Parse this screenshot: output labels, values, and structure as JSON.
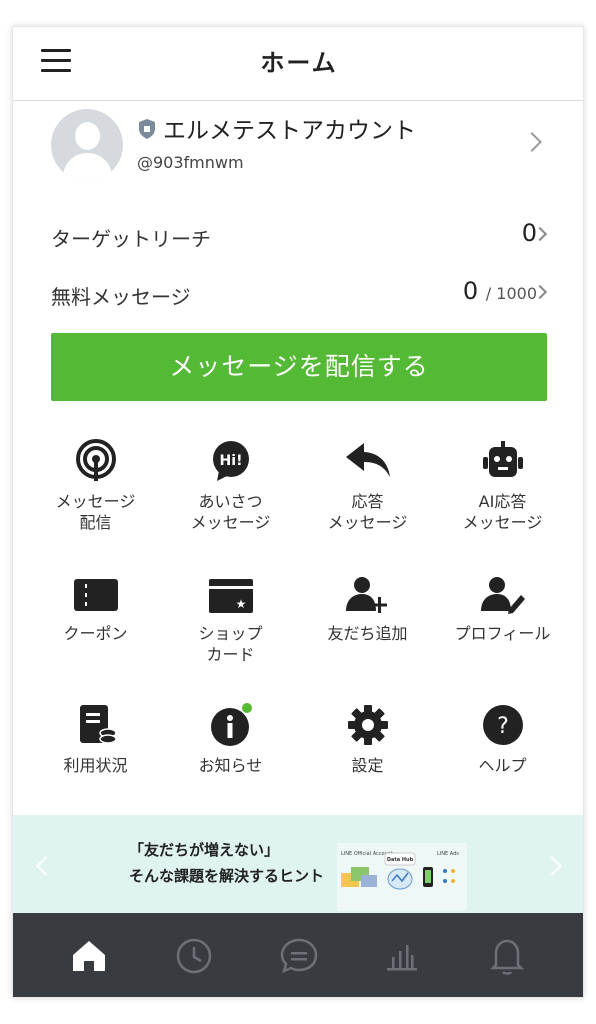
{
  "header": {
    "title": "ホーム",
    "menu_icon": "hamburger-menu-icon"
  },
  "account": {
    "name": "エルメテストアカウント",
    "id": "@903fmnwm",
    "badge_icon": "shield-icon"
  },
  "stats": [
    {
      "label": "ターゲットリーチ",
      "value": "0",
      "total": ""
    },
    {
      "label": "無料メッセージ",
      "value": "0",
      "total": "/ 1000"
    }
  ],
  "send_button": "メッセージを配信する",
  "menu": [
    {
      "label": "メッセージ\n配信",
      "icon": "broadcast-icon"
    },
    {
      "label": "あいさつ\nメッセージ",
      "icon": "greeting-bubble-icon",
      "icon_text": "Hi!"
    },
    {
      "label": "応答\nメッセージ",
      "icon": "reply-arrow-icon"
    },
    {
      "label": "AI応答\nメッセージ",
      "icon": "robot-icon"
    },
    {
      "label": "クーポン",
      "icon": "coupon-icon"
    },
    {
      "label": "ショップ\nカード",
      "icon": "shop-card-icon"
    },
    {
      "label": "友だち追加",
      "icon": "add-friend-icon"
    },
    {
      "label": "プロフィール",
      "icon": "profile-edit-icon"
    },
    {
      "label": "利用状況",
      "icon": "usage-report-icon"
    },
    {
      "label": "お知らせ",
      "icon": "info-icon"
    },
    {
      "label": "設定",
      "icon": "gear-icon"
    },
    {
      "label": "ヘルプ",
      "icon": "help-icon"
    }
  ],
  "banner": {
    "line1": "「友だちが増えない」",
    "line2": "そんな課題を解決するヒント",
    "image_labels": [
      "LINE Official Account",
      "Data Hub",
      "LINE Ads"
    ]
  },
  "tabbar": [
    "home-icon",
    "clock-icon",
    "chat-icon",
    "chart-icon",
    "bell-icon"
  ],
  "colors": {
    "accent": "#54b935",
    "tabbar_bg": "#383b40",
    "banner_bg": "#dff3f1",
    "notice_dot": "#54b935"
  }
}
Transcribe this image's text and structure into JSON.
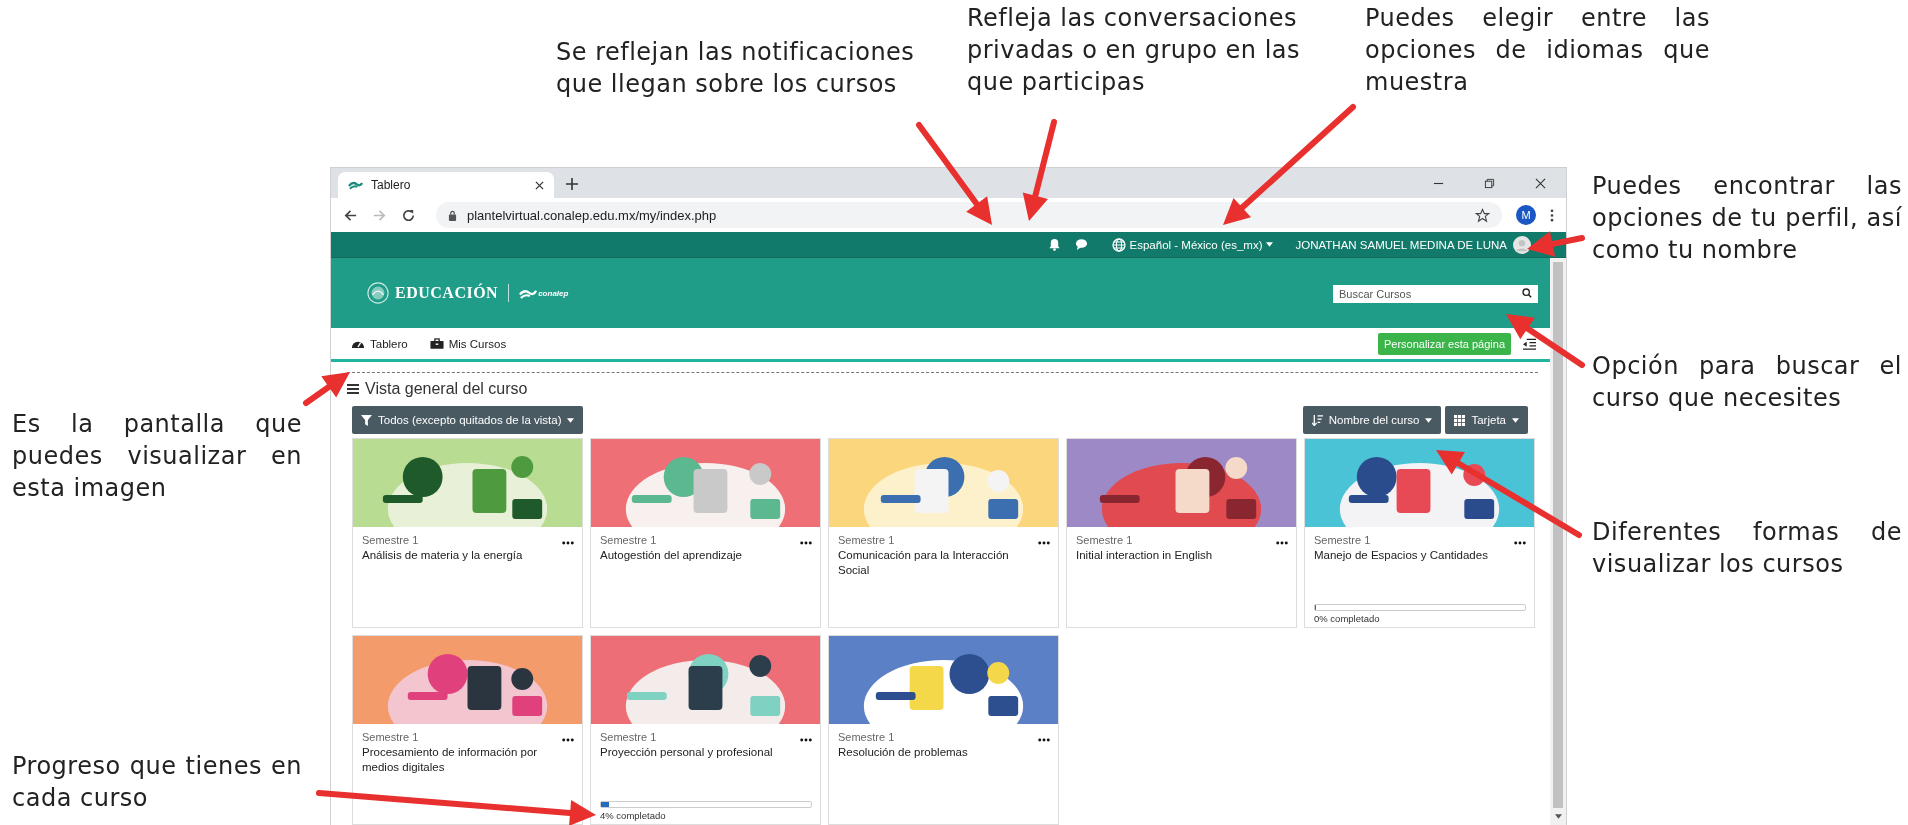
{
  "annotations": [
    {
      "text": "Se reflejan las notificaciones que llegan sobre los cursos"
    },
    {
      "text": "Refleja las conversaciones privadas o en grupo en las que participas"
    },
    {
      "text": "Puedes elegir entre las opciones de idiomas que muestra"
    },
    {
      "text": "Puedes encontrar las opciones de tu perfil, así como tu nombre"
    },
    {
      "text": "Opción para buscar el curso que necesites"
    },
    {
      "text": "Diferentes formas de visualizar los cursos"
    },
    {
      "text": "Es la pantalla que puedes visualizar en esta imagen"
    },
    {
      "text": "Progreso que tienes en cada curso"
    }
  ],
  "browser": {
    "tab_title": "Tablero",
    "url": "plantelvirtual.conalep.edu.mx/my/index.php",
    "profile_initial": "M"
  },
  "top_nav": {
    "language": "Español - México (es_mx)",
    "user_name": "JONATHAN SAMUEL MEDINA DE LUNA"
  },
  "header": {
    "logo_text": "EDUCACIÓN",
    "partner_logo_text": "conalep",
    "search": {
      "placeholder": "Buscar Cursos"
    }
  },
  "nav": {
    "items": [
      {
        "label": "Tablero"
      },
      {
        "label": "Mis Cursos"
      }
    ],
    "customize_button": "Personalizar esta página"
  },
  "course_overview": {
    "title": "Vista general del curso",
    "filter": "Todos (excepto quitados de la vista)",
    "sort": "Nombre del curso",
    "view": "Tarjeta",
    "courses": [
      {
        "semester": "Semestre 1",
        "title": "Análisis de materia y la energía"
      },
      {
        "semester": "Semestre 1",
        "title": "Autogestión del aprendizaje"
      },
      {
        "semester": "Semestre 1",
        "title": "Comunicación para la Interacción Social"
      },
      {
        "semester": "Semestre 1",
        "title": "Initial interaction in English"
      },
      {
        "semester": "Semestre 1",
        "title": "Manejo de Espacios y Cantidades",
        "progress": {
          "level": 0,
          "text": "0% completado"
        }
      },
      {
        "semester": "Semestre 1",
        "title": "Procesamiento de información por medios digitales"
      },
      {
        "semester": "Semestre 1",
        "title": "Proyección personal y profesional",
        "progress": {
          "level": 0.04,
          "text": "4% completado"
        }
      },
      {
        "semester": "Semestre 1",
        "title": "Resolución de problemas"
      }
    ]
  }
}
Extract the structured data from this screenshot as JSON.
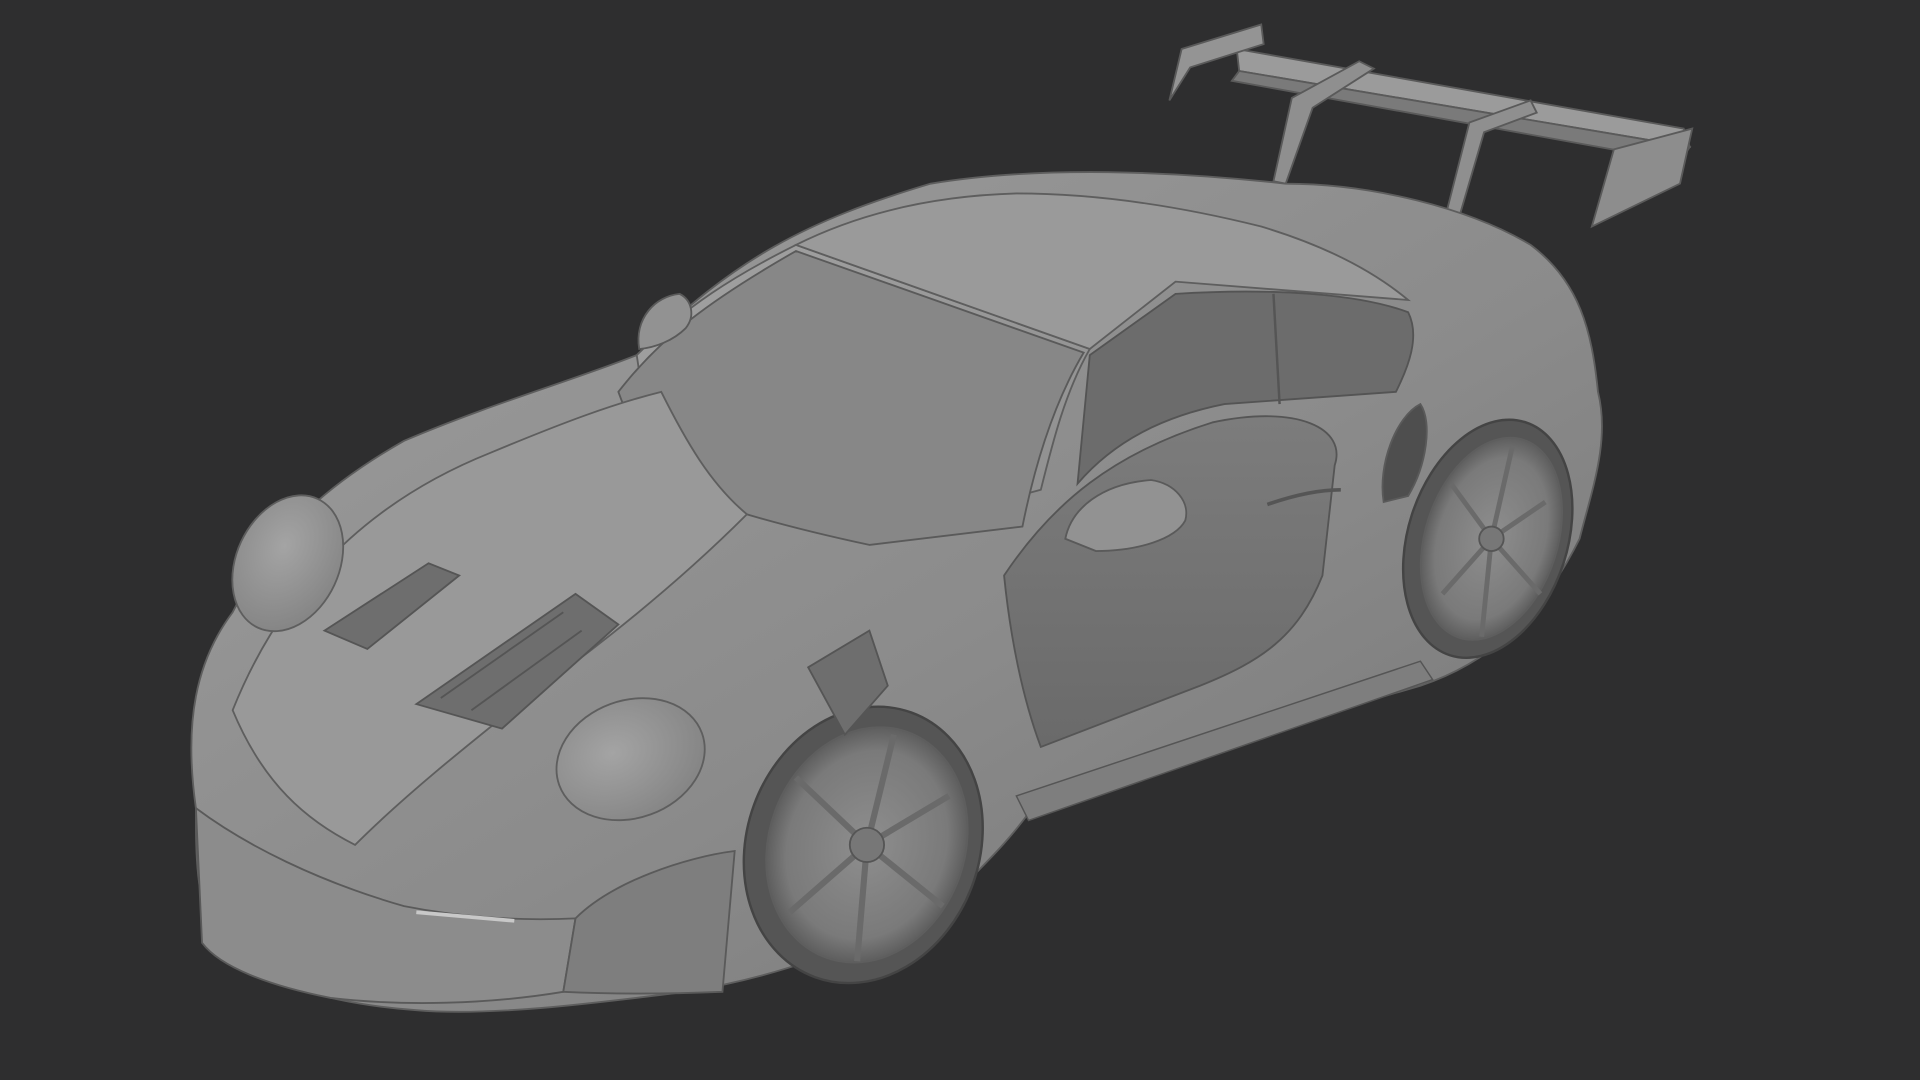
{
  "scene": {
    "background_color": "#2e2e2f",
    "model_color": "#8a8a8a",
    "subject": "car-model-clay-render"
  }
}
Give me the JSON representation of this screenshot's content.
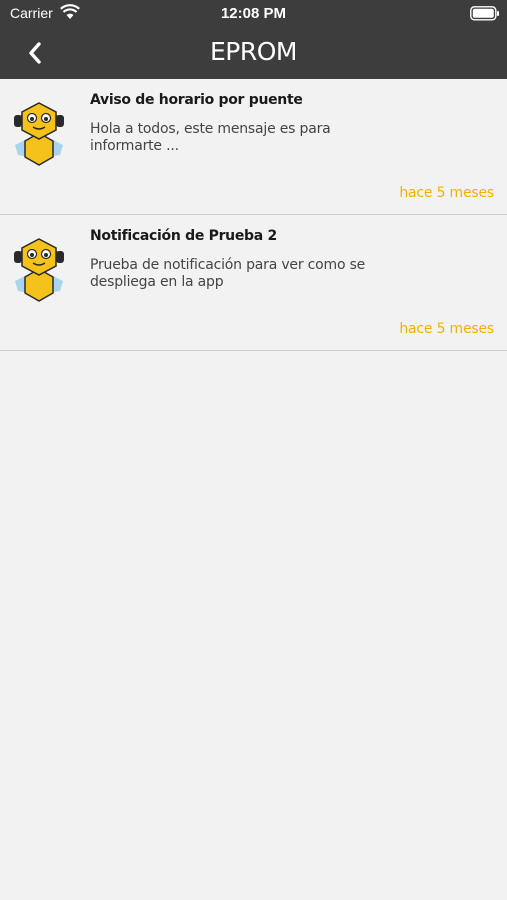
{
  "status_bar": {
    "carrier": "Carrier",
    "time": "12:08 PM",
    "icons": [
      "wifi-icon",
      "battery-icon"
    ]
  },
  "nav": {
    "title": "EPROM",
    "back_icon": "chevron-left-icon"
  },
  "colors": {
    "header_bg": "#3d3d3d",
    "page_bg": "#f2f2f2",
    "accent_time": "#f2b000",
    "mascot_yellow": "#f5c21b"
  },
  "notifications": [
    {
      "title": "Aviso de horario por puente",
      "body": "Hola a todos, este mensaje es para informarte ...",
      "time": "hace 5 meses",
      "avatar": "bee-robot-mascot-icon"
    },
    {
      "title": "Notificación de Prueba 2",
      "body": "Prueba de notificación para ver como se despliega en la app",
      "time": "hace 5 meses",
      "avatar": "bee-robot-mascot-icon"
    }
  ]
}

+-------+

**Exercise prompt:** Go to the line containing "Give me the" and set it down, along with every later line through the last one, exactly as written and without the pictures.

**Exercise answer:**
Give me the JSON representation of this screenshot's content.
{
  "status_bar": {
    "carrier": "Carrier",
    "time": "12:08 PM",
    "icons": [
      "wifi-icon",
      "battery-icon"
    ]
  },
  "nav": {
    "title": "EPROM",
    "back_icon": "chevron-left-icon"
  },
  "colors": {
    "header_bg": "#3d3d3d",
    "page_bg": "#f2f2f2",
    "accent_time": "#f2b000",
    "mascot_yellow": "#f5c21b"
  },
  "notifications": [
    {
      "title": "Aviso de horario por puente",
      "body": "Hola a todos, este mensaje es para informarte ...",
      "time": "hace 5 meses",
      "avatar": "bee-robot-mascot-icon"
    },
    {
      "title": "Notificación de Prueba 2",
      "body": "Prueba de notificación para ver como se despliega en la app",
      "time": "hace 5 meses",
      "avatar": "bee-robot-mascot-icon"
    }
  ]
}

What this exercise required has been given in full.